*Listed entries*
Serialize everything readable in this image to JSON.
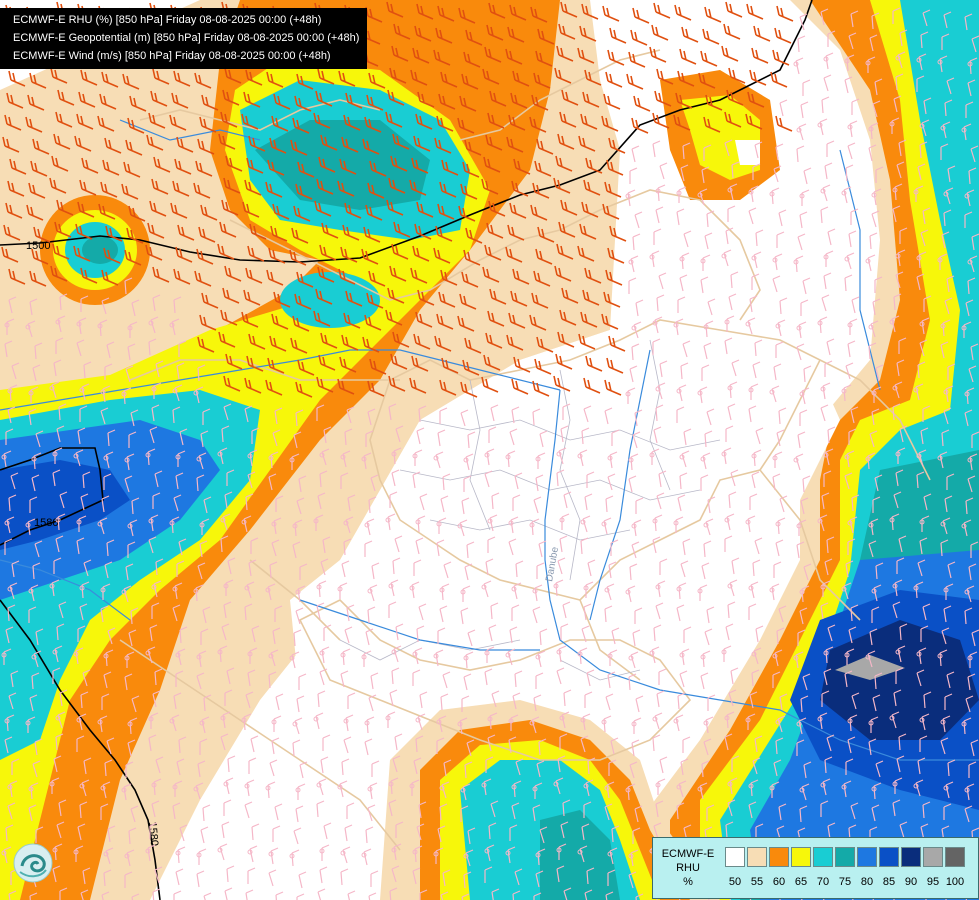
{
  "header": {
    "lines": [
      "ECMWF-E RHU (%) [850 hPa] Friday 08-08-2025 00:00 (+48h)",
      "ECMWF-E Geopotential (m) [850 hPa] Friday 08-08-2025 00:00 (+48h)",
      "ECMWF-E Wind (m/s) [850 hPa] Friday 08-08-2025 00:00 (+48h)"
    ]
  },
  "contours": {
    "labels": [
      "1580",
      "1580",
      "1580"
    ],
    "partial_label": "1500"
  },
  "map": {
    "river_label": "Danube"
  },
  "legend": {
    "model": "ECMWF-E",
    "variable": "RHU",
    "unit": "%",
    "colors": [
      "#ffffff",
      "#f7ddb5",
      "#f98a0c",
      "#f7f70a",
      "#19cdd3",
      "#14aaa8",
      "#1e78e1",
      "#0a50c6",
      "#0a2d7c",
      "#a8a8a8",
      "#646464"
    ],
    "ticks": [
      "50",
      "55",
      "60",
      "65",
      "70",
      "75",
      "80",
      "85",
      "90",
      "95",
      "100"
    ]
  },
  "colors": {
    "border": "#e6c9a0",
    "river": "#3a8bdc",
    "admin": "#b8b8c8",
    "geopotential": "#000000",
    "wind_dry": "#f5b7c8",
    "wind_moist": "#e05010"
  }
}
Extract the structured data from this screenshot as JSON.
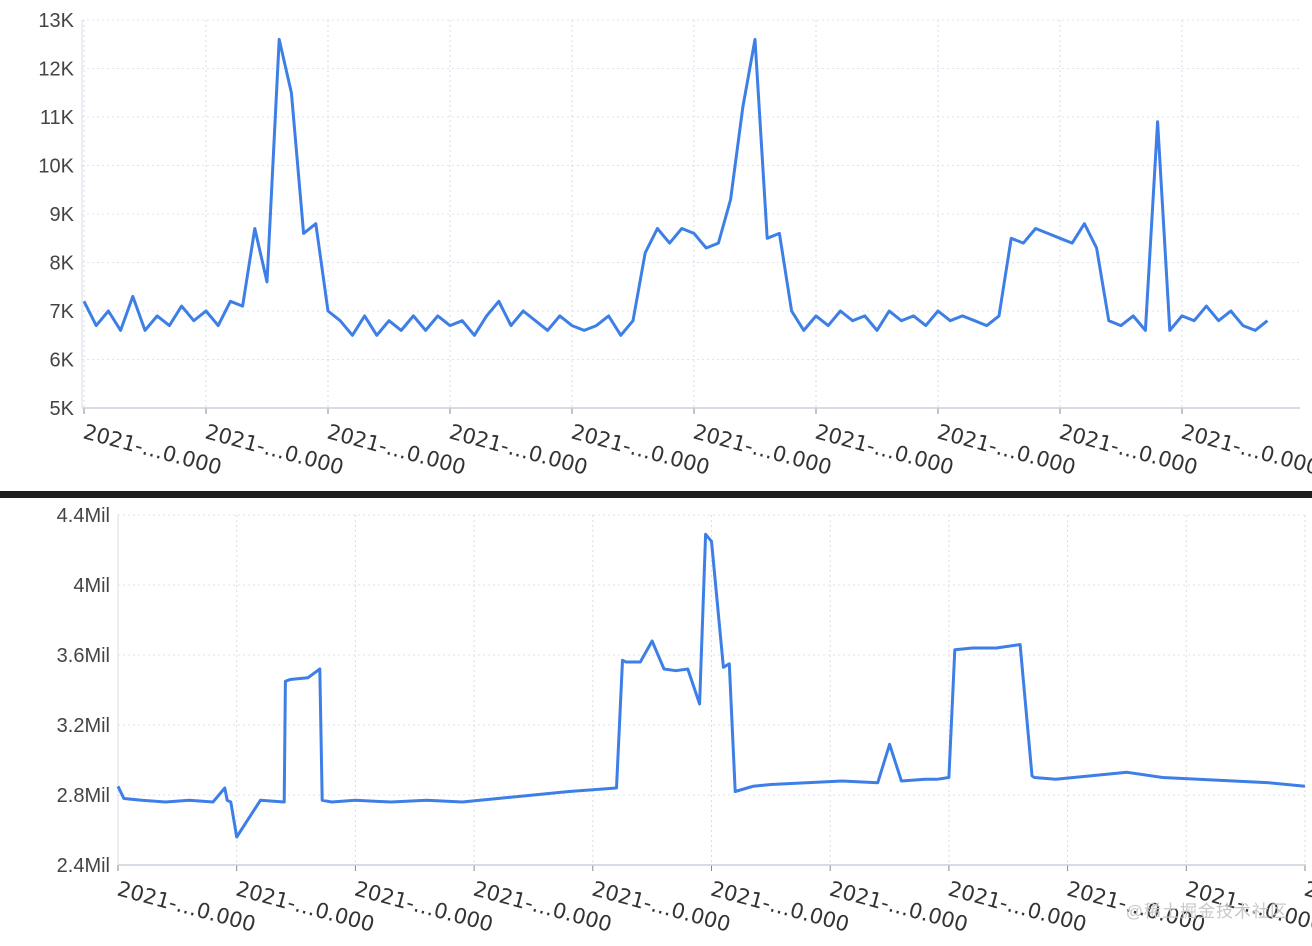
{
  "chart_data": [
    {
      "type": "line",
      "title": "",
      "xlabel": "",
      "ylabel": "",
      "ylim": [
        5000,
        13000
      ],
      "y_ticks": [
        "5K",
        "6K",
        "7K",
        "8K",
        "9K",
        "10K",
        "11K",
        "12K",
        "13K"
      ],
      "x_tick_labels": [
        "2021-…0.000",
        "2021-…0.000",
        "2021-…0.000",
        "2021-…0.000",
        "2021-…0.000",
        "2021-…0.000",
        "2021-…0.000",
        "2021-…0.000",
        "2021-…0.000",
        "2021-…0.000",
        "2"
      ],
      "grid": true,
      "color": "#3d7fe6",
      "series": [
        {
          "x": [
            0,
            0.1,
            0.2,
            0.3,
            0.4,
            0.5,
            0.6,
            0.7,
            0.8,
            0.9,
            1.0,
            1.1,
            1.2,
            1.3,
            1.4,
            1.5,
            1.6,
            1.7,
            1.8,
            1.9,
            2.0,
            2.1,
            2.2,
            2.3,
            2.4,
            2.5,
            2.6,
            2.7,
            2.8,
            2.9,
            3.0,
            3.1,
            3.2,
            3.3,
            3.4,
            3.5,
            3.6,
            3.7,
            3.8,
            3.9,
            4.0,
            4.1,
            4.2,
            4.3,
            4.4,
            4.5,
            4.6,
            4.7,
            4.8,
            4.9,
            5.0,
            5.1,
            5.2,
            5.3,
            5.4,
            5.5,
            5.6,
            5.7,
            5.8,
            5.9,
            6.0,
            6.1,
            6.2,
            6.3,
            6.4,
            6.5,
            6.6,
            6.7,
            6.8,
            6.9,
            7.0,
            7.1,
            7.2,
            7.3,
            7.4,
            7.5,
            7.6,
            7.7,
            7.8,
            7.9,
            8.0,
            8.1,
            8.2,
            8.3,
            8.4,
            8.5,
            8.6,
            8.7,
            8.8,
            8.9,
            9.0,
            9.1,
            9.2,
            9.3,
            9.4,
            9.5,
            9.6,
            9.7
          ],
          "values": [
            7200,
            6700,
            7000,
            6600,
            7300,
            6600,
            6900,
            6700,
            7100,
            6800,
            7000,
            6700,
            7200,
            7100,
            8700,
            7600,
            12600,
            11500,
            8600,
            8800,
            7000,
            6800,
            6500,
            6900,
            6500,
            6800,
            6600,
            6900,
            6600,
            6900,
            6700,
            6800,
            6500,
            6900,
            7200,
            6700,
            7000,
            6800,
            6600,
            6900,
            6700,
            6600,
            6700,
            6900,
            6500,
            6800,
            8200,
            8700,
            8400,
            8700,
            8600,
            8300,
            8400,
            9300,
            11200,
            12600,
            8500,
            8600,
            7000,
            6600,
            6900,
            6700,
            7000,
            6800,
            6900,
            6600,
            7000,
            6800,
            6900,
            6700,
            7000,
            6800,
            6900,
            6800,
            6700,
            6900,
            8500,
            8400,
            8700,
            8600,
            8500,
            8400,
            8800,
            8300,
            6800,
            6700,
            6900,
            6600,
            10900,
            6600,
            6900,
            6800,
            7100,
            6800,
            7000,
            6700,
            6600,
            6800
          ]
        }
      ]
    },
    {
      "type": "line",
      "title": "",
      "xlabel": "",
      "ylabel": "",
      "ylim": [
        2400000,
        4400000
      ],
      "y_ticks": [
        "2.4Mil",
        "2.8Mil",
        "3.2Mil",
        "3.6Mil",
        "4Mil",
        "4.4Mil"
      ],
      "x_tick_labels": [
        "2021-…0.000",
        "2021-…0.000",
        "2021-…0.000",
        "2021-…0.000",
        "2021-…0.000",
        "2021-…0.000",
        "2021-…0.000",
        "2021-…0.000",
        "2021-…0.000",
        "2021-…0.000",
        "2"
      ],
      "grid": true,
      "color": "#3d7fe6",
      "series": [
        {
          "x": [
            0,
            0.05,
            0.2,
            0.4,
            0.6,
            0.8,
            0.9,
            0.92,
            0.95,
            1.0,
            1.2,
            1.4,
            1.41,
            1.45,
            1.6,
            1.7,
            1.72,
            1.8,
            2.0,
            2.3,
            2.6,
            2.9,
            3.2,
            3.5,
            3.8,
            4.0,
            4.2,
            4.25,
            4.28,
            4.4,
            4.5,
            4.6,
            4.7,
            4.8,
            4.9,
            4.95,
            5.0,
            5.1,
            5.15,
            5.2,
            5.3,
            5.35,
            5.5,
            5.8,
            6.1,
            6.4,
            6.5,
            6.6,
            6.8,
            6.9,
            7.0,
            7.05,
            7.2,
            7.4,
            7.6,
            7.7,
            7.72,
            7.9,
            8.2,
            8.5,
            8.8,
            9.1,
            9.4,
            9.7,
            10.0
          ],
          "values": [
            2850000,
            2780000,
            2770000,
            2760000,
            2770000,
            2760000,
            2840000,
            2770000,
            2760000,
            2560000,
            2770000,
            2760000,
            3450000,
            3460000,
            3470000,
            3520000,
            2770000,
            2760000,
            2770000,
            2760000,
            2770000,
            2760000,
            2780000,
            2800000,
            2820000,
            2830000,
            2840000,
            3570000,
            3560000,
            3560000,
            3680000,
            3520000,
            3510000,
            3520000,
            3320000,
            4290000,
            4250000,
            3530000,
            3550000,
            2820000,
            2840000,
            2850000,
            2860000,
            2870000,
            2880000,
            2870000,
            3090000,
            2880000,
            2890000,
            2890000,
            2900000,
            3630000,
            3640000,
            3640000,
            3660000,
            2910000,
            2900000,
            2890000,
            2910000,
            2930000,
            2900000,
            2890000,
            2880000,
            2870000,
            2850000
          ]
        }
      ]
    }
  ],
  "watermark": "@稀土掘金技术社区"
}
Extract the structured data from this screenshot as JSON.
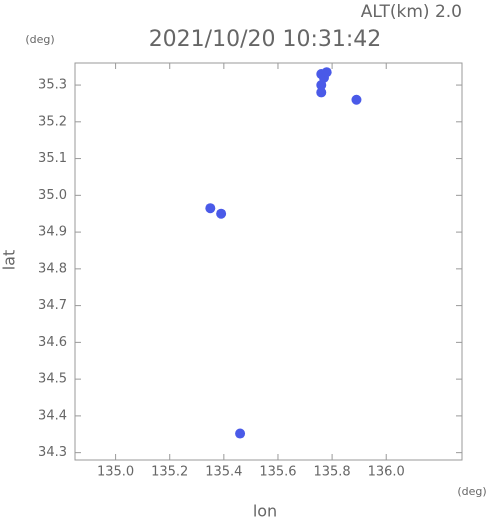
{
  "chart_data": {
    "type": "scatter",
    "title": "2021/10/20 10:31:42",
    "altitude_label": "ALT(km) 2.0",
    "y_unit": "(deg)",
    "x_unit": "(deg)",
    "x_label": "lon",
    "y_label": "lat",
    "x": [
      135.76,
      135.77,
      135.76,
      135.76,
      135.78,
      135.89,
      135.35,
      135.39,
      135.46
    ],
    "y": [
      35.33,
      35.32,
      35.3,
      35.28,
      35.335,
      35.26,
      34.965,
      34.95,
      34.352
    ],
    "color": "#4a5ae8",
    "xlim": [
      134.85,
      136.28
    ],
    "ylim": [
      34.28,
      35.36
    ],
    "xticks": [
      {
        "value": 135,
        "label": "135.0"
      },
      135.2,
      135.4,
      135.6,
      135.8,
      {
        "value": 136,
        "label": "136.0"
      }
    ],
    "yticks": [
      34.3,
      34.4,
      34.5,
      34.6,
      34.7,
      34.8,
      34.9,
      {
        "value": 35,
        "label": "35.0"
      },
      35.1,
      35.2,
      35.3
    ],
    "grid": false
  }
}
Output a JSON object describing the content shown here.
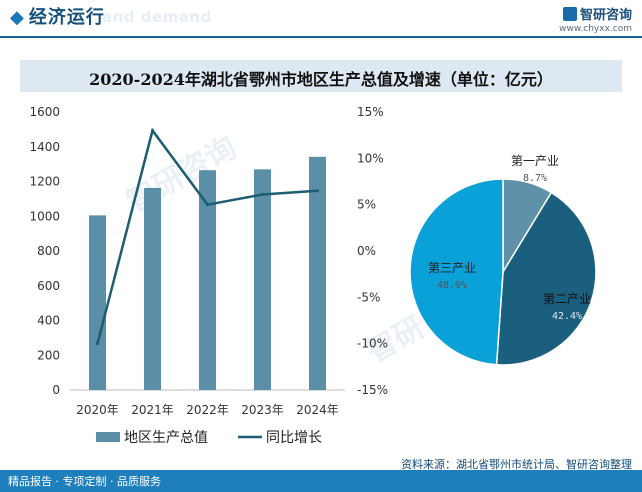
{
  "header": {
    "title": "经济运行",
    "subtitle": "and demand",
    "brand_name": "智研咨询",
    "brand_url": "www.chyxx.com"
  },
  "chart_title": "2020-2024年湖北省鄂州市地区生产总值及增速（单位：亿元）",
  "chart_data": [
    {
      "type": "bar",
      "categories": [
        "2020年",
        "2021年",
        "2022年",
        "2023年",
        "2024年"
      ],
      "series": [
        {
          "name": "地区生产总值",
          "type": "bar",
          "axis": "left",
          "values": [
            1005,
            1163,
            1265,
            1270,
            1342
          ]
        },
        {
          "name": "同比增长",
          "type": "line",
          "axis": "right",
          "values": [
            -10.0,
            13.0,
            5.0,
            6.1,
            6.5
          ]
        }
      ],
      "left_axis": {
        "min": 0,
        "max": 1600,
        "step": 200,
        "ticks": [
          "0",
          "200",
          "400",
          "600",
          "800",
          "1000",
          "1200",
          "1400",
          "1600"
        ]
      },
      "right_axis": {
        "min": -15,
        "max": 15,
        "step": 5,
        "ticks": [
          "-15%",
          "-10%",
          "-5%",
          "0%",
          "5%",
          "10%",
          "15%"
        ]
      },
      "legend": [
        "地区生产总值",
        "同比增长"
      ],
      "legend_position": "bottom",
      "colors": {
        "bar": "#5b8ea7",
        "line": "#1c5d72"
      }
    },
    {
      "type": "pie",
      "slices": [
        {
          "label": "第一产业",
          "pct_text": "8.7%",
          "value": 8.7,
          "color": "#5f91a8",
          "text_color": "#222222"
        },
        {
          "label": "第二产业",
          "pct_text": "42.4%",
          "value": 42.4,
          "color": "#1a5f7d",
          "text_color": "#ffffff"
        },
        {
          "label": "第三产业",
          "pct_text": "48.9%",
          "value": 48.9,
          "color": "#0aa0d8",
          "text_color": "#222222"
        }
      ]
    }
  ],
  "watermark": "智研咨询",
  "footer": {
    "left_text": "精品报告 · 专项定制 · 品质服务",
    "source": "资料来源：湖北省鄂州市统计局、智研咨询整理"
  }
}
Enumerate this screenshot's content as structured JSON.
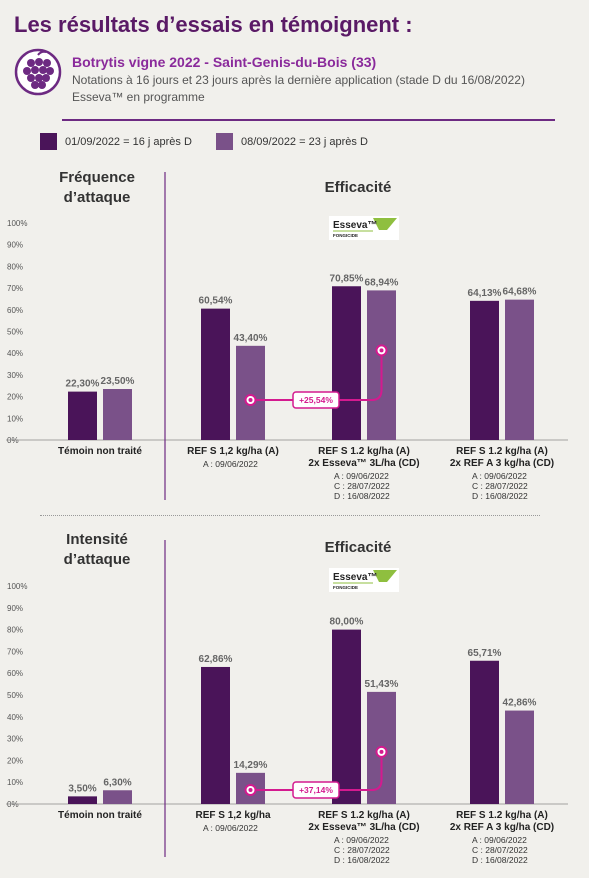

*Directions for this task*
Count each line of the data where the word "Friday" appears, then reply with the total only.

*Task response*
3